What to produce: Give an exact copy of every line, leaving images out.
::: Record set :::
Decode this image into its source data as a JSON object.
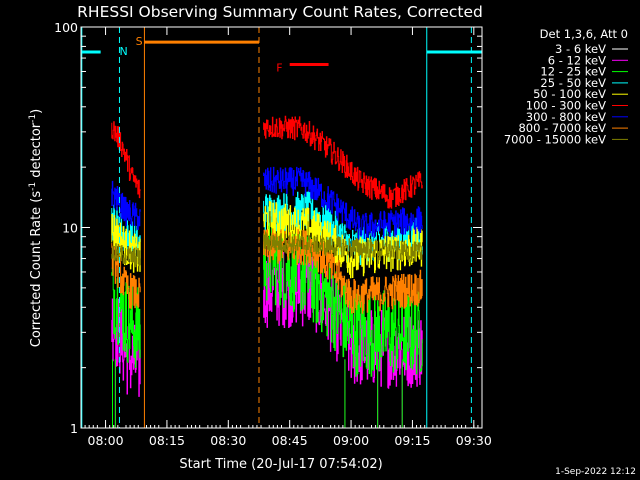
{
  "chart_data": {
    "type": "line",
    "title": "RHESSI Observing Summary Count Rates, Corrected",
    "xlabel": "Start Time (20-Jul-17 07:54:02)",
    "ylabel_main": "Corrected Count Rate (s",
    "ylabel_sup1": "-1",
    "ylabel_mid": " detector",
    "ylabel_sup2": "-1",
    "ylabel_end": ")",
    "yscale": "log",
    "ylim": [
      1,
      100
    ],
    "xlim_minutes": [
      0,
      98
    ],
    "x_ticks": [
      {
        "label": "08:00",
        "t": 6
      },
      {
        "label": "08:15",
        "t": 21
      },
      {
        "label": "08:30",
        "t": 36
      },
      {
        "label": "08:45",
        "t": 51
      },
      {
        "label": "09:00",
        "t": 66
      },
      {
        "label": "09:15",
        "t": 81
      },
      {
        "label": "09:30",
        "t": 96
      }
    ],
    "y_ticks": [
      {
        "label": "1",
        "v": 1
      },
      {
        "label": "10",
        "v": 10
      },
      {
        "label": "100",
        "v": 100
      }
    ],
    "legend_header": "Det 1,3,6, Att 0",
    "legend_position": "top-right",
    "series": [
      {
        "name": "3 - 6 keV",
        "color": "#000000",
        "start": 7.4,
        "end": 14.5,
        "start2": 44.5,
        "end2": 83.5,
        "levels": [
          [
            0,
            9
          ],
          [
            0.5,
            7
          ],
          [
            1,
            6
          ]
        ],
        "levels2": [
          [
            0,
            9
          ],
          [
            0.25,
            10
          ],
          [
            0.55,
            7
          ],
          [
            1,
            9
          ]
        ],
        "noise": 0.12
      },
      {
        "name": "6 - 12 keV",
        "color": "#ff00ff",
        "start": 7.4,
        "end": 14.5,
        "start2": 44.5,
        "end2": 83.5,
        "levels": [
          [
            0,
            3.5
          ],
          [
            0.5,
            2.3
          ],
          [
            1,
            2
          ]
        ],
        "levels2": [
          [
            0,
            5
          ],
          [
            0.3,
            5
          ],
          [
            0.55,
            2.5
          ],
          [
            1,
            2.5
          ]
        ],
        "noise": 0.2
      },
      {
        "name": "12 - 25 keV",
        "color": "#00ff00",
        "start": 7.4,
        "end": 14.5,
        "start2": 44.5,
        "end2": 83.5,
        "levels": [
          [
            0,
            5
          ],
          [
            0.5,
            3.5
          ],
          [
            1,
            3
          ]
        ],
        "levels2": [
          [
            0,
            7
          ],
          [
            0.25,
            6
          ],
          [
            0.55,
            3
          ],
          [
            1,
            3
          ]
        ],
        "noise": 0.22
      },
      {
        "name": "25 - 50 keV",
        "color": "#00ffff",
        "start": 7.4,
        "end": 14.5,
        "start2": 44.5,
        "end2": 83.5,
        "levels": [
          [
            0,
            11
          ],
          [
            0.5,
            9
          ],
          [
            1,
            8
          ]
        ],
        "levels2": [
          [
            0,
            12
          ],
          [
            0.3,
            12
          ],
          [
            0.55,
            8
          ],
          [
            1,
            9
          ]
        ],
        "noise": 0.1
      },
      {
        "name": "50 - 100 keV",
        "color": "#ffff00",
        "start": 7.4,
        "end": 14.5,
        "start2": 44.5,
        "end2": 83.5,
        "levels": [
          [
            0,
            10
          ],
          [
            0.5,
            8
          ],
          [
            1,
            7
          ]
        ],
        "levels2": [
          [
            0,
            11
          ],
          [
            0.3,
            10
          ],
          [
            0.55,
            7
          ],
          [
            1,
            8
          ]
        ],
        "noise": 0.1
      },
      {
        "name": "100 - 300 keV",
        "color": "#ff0000",
        "start": 7.4,
        "end": 14.5,
        "start2": 44.5,
        "end2": 83.5,
        "levels": [
          [
            0,
            32
          ],
          [
            0.3,
            27
          ],
          [
            0.7,
            18
          ],
          [
            1,
            15
          ]
        ],
        "levels2": [
          [
            0,
            32
          ],
          [
            0.25,
            31
          ],
          [
            0.6,
            17
          ],
          [
            0.8,
            14
          ],
          [
            1,
            17
          ]
        ],
        "noise": 0.06
      },
      {
        "name": "300 - 800 keV",
        "color": "#0000ff",
        "start": 7.4,
        "end": 14.5,
        "start2": 44.5,
        "end2": 83.5,
        "levels": [
          [
            0,
            15
          ],
          [
            0.5,
            12
          ],
          [
            1,
            11
          ]
        ],
        "levels2": [
          [
            0,
            17
          ],
          [
            0.25,
            17
          ],
          [
            0.6,
            10
          ],
          [
            1,
            11
          ]
        ],
        "noise": 0.07
      },
      {
        "name": "800 - 7000 keV",
        "color": "#ff8000",
        "start": 7.4,
        "end": 14.5,
        "start2": 44.5,
        "end2": 83.5,
        "levels": [
          [
            0,
            7
          ],
          [
            0.5,
            5
          ],
          [
            1,
            4.5
          ]
        ],
        "levels2": [
          [
            0,
            8
          ],
          [
            0.3,
            8
          ],
          [
            0.55,
            4.5
          ],
          [
            1,
            5
          ]
        ],
        "noise": 0.09
      },
      {
        "name": "7000 - 15000 keV",
        "color": "#808000",
        "start": 7.4,
        "end": 14.5,
        "start2": 44.5,
        "end2": 83.5,
        "levels": [
          [
            0,
            7.5
          ],
          [
            1,
            7
          ]
        ],
        "levels2": [
          [
            0,
            8.5
          ],
          [
            1,
            7.5
          ]
        ],
        "noise": 0.05
      }
    ],
    "annotations": [
      {
        "kind": "bar",
        "color": "#00ffff",
        "t0": 0,
        "t1": 4.8,
        "v": 75
      },
      {
        "kind": "bar",
        "color": "#00ffff",
        "t0": 84.5,
        "t1": 98,
        "v": 75
      },
      {
        "kind": "bar",
        "color": "#ff8000",
        "t0": 15.5,
        "t1": 43.5,
        "v": 84
      },
      {
        "kind": "bar",
        "color": "#ff0000",
        "t0": 51,
        "t1": 60.5,
        "v": 65
      },
      {
        "kind": "vline",
        "color": "#00ffff",
        "t": 0.2,
        "dash": false
      },
      {
        "kind": "vline",
        "color": "#00ffff",
        "t": 9.4,
        "dash": true
      },
      {
        "kind": "vline",
        "color": "#00ffff",
        "t": 84.5,
        "dash": false
      },
      {
        "kind": "vline",
        "color": "#00ffff",
        "t": 95.4,
        "dash": true
      },
      {
        "kind": "vline",
        "color": "#ff8000",
        "t": 15.5,
        "dash": false
      },
      {
        "kind": "vline",
        "color": "#ff8000",
        "t": 43.5,
        "dash": true
      },
      {
        "kind": "label",
        "color": "#00ffff",
        "t": 10.4,
        "v": 75,
        "text": "N"
      },
      {
        "kind": "label",
        "color": "#ff8000",
        "t": 14.2,
        "v": 84,
        "text": "S"
      },
      {
        "kind": "label",
        "color": "#ff0000",
        "t": 48.5,
        "v": 62,
        "text": "F"
      }
    ]
  },
  "footer_timestamp": "1-Sep-2022 12:12"
}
:::
Complete output:
Decode this image into its source data as a JSON object.
{
  "chart_data": {
    "type": "line",
    "title": "RHESSI Observing Summary Count Rates, Corrected",
    "xlabel": "Start Time (20-Jul-17 07:54:02)",
    "ylabel_main": "Corrected Count Rate (s",
    "ylabel_sup1": "-1",
    "ylabel_mid": " detector",
    "ylabel_sup2": "-1",
    "ylabel_end": ")",
    "yscale": "log",
    "ylim": [
      1,
      100
    ],
    "xlim_minutes": [
      0,
      98
    ],
    "x_ticks": [
      {
        "label": "08:00",
        "t": 6
      },
      {
        "label": "08:15",
        "t": 21
      },
      {
        "label": "08:30",
        "t": 36
      },
      {
        "label": "08:45",
        "t": 51
      },
      {
        "label": "09:00",
        "t": 66
      },
      {
        "label": "09:15",
        "t": 81
      },
      {
        "label": "09:30",
        "t": 96
      }
    ],
    "y_ticks": [
      {
        "label": "1",
        "v": 1
      },
      {
        "label": "10",
        "v": 10
      },
      {
        "label": "100",
        "v": 100
      }
    ],
    "legend_header": "Det 1,3,6, Att 0",
    "legend_position": "top-right",
    "series": [
      {
        "name": "3 - 6 keV",
        "color": "#000000",
        "start": 7.4,
        "end": 14.5,
        "start2": 44.5,
        "end2": 83.5,
        "levels": [
          [
            0,
            9
          ],
          [
            0.5,
            7
          ],
          [
            1,
            6
          ]
        ],
        "levels2": [
          [
            0,
            9
          ],
          [
            0.25,
            10
          ],
          [
            0.55,
            7
          ],
          [
            1,
            9
          ]
        ],
        "noise": 0.12
      },
      {
        "name": "6 - 12 keV",
        "color": "#ff00ff",
        "start": 7.4,
        "end": 14.5,
        "start2": 44.5,
        "end2": 83.5,
        "levels": [
          [
            0,
            3.5
          ],
          [
            0.5,
            2.3
          ],
          [
            1,
            2
          ]
        ],
        "levels2": [
          [
            0,
            5
          ],
          [
            0.3,
            5
          ],
          [
            0.55,
            2.5
          ],
          [
            1,
            2.5
          ]
        ],
        "noise": 0.2
      },
      {
        "name": "12 - 25 keV",
        "color": "#00ff00",
        "start": 7.4,
        "end": 14.5,
        "start2": 44.5,
        "end2": 83.5,
        "levels": [
          [
            0,
            5
          ],
          [
            0.5,
            3.5
          ],
          [
            1,
            3
          ]
        ],
        "levels2": [
          [
            0,
            7
          ],
          [
            0.25,
            6
          ],
          [
            0.55,
            3
          ],
          [
            1,
            3
          ]
        ],
        "noise": 0.22
      },
      {
        "name": "25 - 50 keV",
        "color": "#00ffff",
        "start": 7.4,
        "end": 14.5,
        "start2": 44.5,
        "end2": 83.5,
        "levels": [
          [
            0,
            11
          ],
          [
            0.5,
            9
          ],
          [
            1,
            8
          ]
        ],
        "levels2": [
          [
            0,
            12
          ],
          [
            0.3,
            12
          ],
          [
            0.55,
            8
          ],
          [
            1,
            9
          ]
        ],
        "noise": 0.1
      },
      {
        "name": "50 - 100 keV",
        "color": "#ffff00",
        "start": 7.4,
        "end": 14.5,
        "start2": 44.5,
        "end2": 83.5,
        "levels": [
          [
            0,
            10
          ],
          [
            0.5,
            8
          ],
          [
            1,
            7
          ]
        ],
        "levels2": [
          [
            0,
            11
          ],
          [
            0.3,
            10
          ],
          [
            0.55,
            7
          ],
          [
            1,
            8
          ]
        ],
        "noise": 0.1
      },
      {
        "name": "100 - 300 keV",
        "color": "#ff0000",
        "start": 7.4,
        "end": 14.5,
        "start2": 44.5,
        "end2": 83.5,
        "levels": [
          [
            0,
            32
          ],
          [
            0.3,
            27
          ],
          [
            0.7,
            18
          ],
          [
            1,
            15
          ]
        ],
        "levels2": [
          [
            0,
            32
          ],
          [
            0.25,
            31
          ],
          [
            0.6,
            17
          ],
          [
            0.8,
            14
          ],
          [
            1,
            17
          ]
        ],
        "noise": 0.06
      },
      {
        "name": "300 - 800 keV",
        "color": "#0000ff",
        "start": 7.4,
        "end": 14.5,
        "start2": 44.5,
        "end2": 83.5,
        "levels": [
          [
            0,
            15
          ],
          [
            0.5,
            12
          ],
          [
            1,
            11
          ]
        ],
        "levels2": [
          [
            0,
            17
          ],
          [
            0.25,
            17
          ],
          [
            0.6,
            10
          ],
          [
            1,
            11
          ]
        ],
        "noise": 0.07
      },
      {
        "name": "800 - 7000 keV",
        "color": "#ff8000",
        "start": 7.4,
        "end": 14.5,
        "start2": 44.5,
        "end2": 83.5,
        "levels": [
          [
            0,
            7
          ],
          [
            0.5,
            5
          ],
          [
            1,
            4.5
          ]
        ],
        "levels2": [
          [
            0,
            8
          ],
          [
            0.3,
            8
          ],
          [
            0.55,
            4.5
          ],
          [
            1,
            5
          ]
        ],
        "noise": 0.09
      },
      {
        "name": "7000 - 15000 keV",
        "color": "#808000",
        "start": 7.4,
        "end": 14.5,
        "start2": 44.5,
        "end2": 83.5,
        "levels": [
          [
            0,
            7.5
          ],
          [
            1,
            7
          ]
        ],
        "levels2": [
          [
            0,
            8.5
          ],
          [
            1,
            7.5
          ]
        ],
        "noise": 0.05
      }
    ],
    "annotations": [
      {
        "kind": "bar",
        "color": "#00ffff",
        "t0": 0,
        "t1": 4.8,
        "v": 75
      },
      {
        "kind": "bar",
        "color": "#00ffff",
        "t0": 84.5,
        "t1": 98,
        "v": 75
      },
      {
        "kind": "bar",
        "color": "#ff8000",
        "t0": 15.5,
        "t1": 43.5,
        "v": 84
      },
      {
        "kind": "bar",
        "color": "#ff0000",
        "t0": 51,
        "t1": 60.5,
        "v": 65
      },
      {
        "kind": "vline",
        "color": "#00ffff",
        "t": 0.2,
        "dash": false
      },
      {
        "kind": "vline",
        "color": "#00ffff",
        "t": 9.4,
        "dash": true
      },
      {
        "kind": "vline",
        "color": "#00ffff",
        "t": 84.5,
        "dash": false
      },
      {
        "kind": "vline",
        "color": "#00ffff",
        "t": 95.4,
        "dash": true
      },
      {
        "kind": "vline",
        "color": "#ff8000",
        "t": 15.5,
        "dash": false
      },
      {
        "kind": "vline",
        "color": "#ff8000",
        "t": 43.5,
        "dash": true
      },
      {
        "kind": "label",
        "color": "#00ffff",
        "t": 10.4,
        "v": 75,
        "text": "N"
      },
      {
        "kind": "label",
        "color": "#ff8000",
        "t": 14.2,
        "v": 84,
        "text": "S"
      },
      {
        "kind": "label",
        "color": "#ff0000",
        "t": 48.5,
        "v": 62,
        "text": "F"
      }
    ]
  },
  "footer_timestamp": "1-Sep-2022 12:12"
}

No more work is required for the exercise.